TASK DESCRIPTION
Output every entry exactly, from the first line to the last.

THE DATA
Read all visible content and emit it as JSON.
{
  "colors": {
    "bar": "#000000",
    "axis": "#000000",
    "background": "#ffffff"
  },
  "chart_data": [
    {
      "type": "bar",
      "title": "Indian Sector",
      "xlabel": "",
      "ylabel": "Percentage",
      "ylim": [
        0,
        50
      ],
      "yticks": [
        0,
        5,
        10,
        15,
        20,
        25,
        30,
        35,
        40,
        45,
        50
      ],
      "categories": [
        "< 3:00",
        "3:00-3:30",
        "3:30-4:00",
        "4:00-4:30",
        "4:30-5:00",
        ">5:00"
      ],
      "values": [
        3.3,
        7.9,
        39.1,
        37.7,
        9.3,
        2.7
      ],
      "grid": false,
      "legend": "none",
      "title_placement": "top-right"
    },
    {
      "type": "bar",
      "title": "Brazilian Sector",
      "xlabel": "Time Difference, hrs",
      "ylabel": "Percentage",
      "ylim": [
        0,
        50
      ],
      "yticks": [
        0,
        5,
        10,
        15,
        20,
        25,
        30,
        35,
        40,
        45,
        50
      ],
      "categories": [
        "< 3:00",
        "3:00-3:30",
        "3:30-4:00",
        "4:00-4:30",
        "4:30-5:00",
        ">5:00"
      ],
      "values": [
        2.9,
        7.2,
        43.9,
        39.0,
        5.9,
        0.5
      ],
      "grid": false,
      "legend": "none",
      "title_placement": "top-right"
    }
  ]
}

OUTPUT BELOW
Read all visible content and emit it as JSON.
{
  "colors": {
    "bar": "#000000",
    "axis": "#000000",
    "background": "#ffffff"
  },
  "chart_data": [
    {
      "type": "bar",
      "title": "Indian Sector",
      "xlabel": "",
      "ylabel": "Percentage",
      "ylim": [
        0,
        50
      ],
      "yticks": [
        0,
        5,
        10,
        15,
        20,
        25,
        30,
        35,
        40,
        45,
        50
      ],
      "categories": [
        "< 3:00",
        "3:00-3:30",
        "3:30-4:00",
        "4:00-4:30",
        "4:30-5:00",
        ">5:00"
      ],
      "values": [
        3.3,
        7.9,
        39.1,
        37.7,
        9.3,
        2.7
      ],
      "grid": false,
      "legend": "none",
      "title_placement": "top-right"
    },
    {
      "type": "bar",
      "title": "Brazilian Sector",
      "xlabel": "Time Difference, hrs",
      "ylabel": "Percentage",
      "ylim": [
        0,
        50
      ],
      "yticks": [
        0,
        5,
        10,
        15,
        20,
        25,
        30,
        35,
        40,
        45,
        50
      ],
      "categories": [
        "< 3:00",
        "3:00-3:30",
        "3:30-4:00",
        "4:00-4:30",
        "4:30-5:00",
        ">5:00"
      ],
      "values": [
        2.9,
        7.2,
        43.9,
        39.0,
        5.9,
        0.5
      ],
      "grid": false,
      "legend": "none",
      "title_placement": "top-right"
    }
  ]
}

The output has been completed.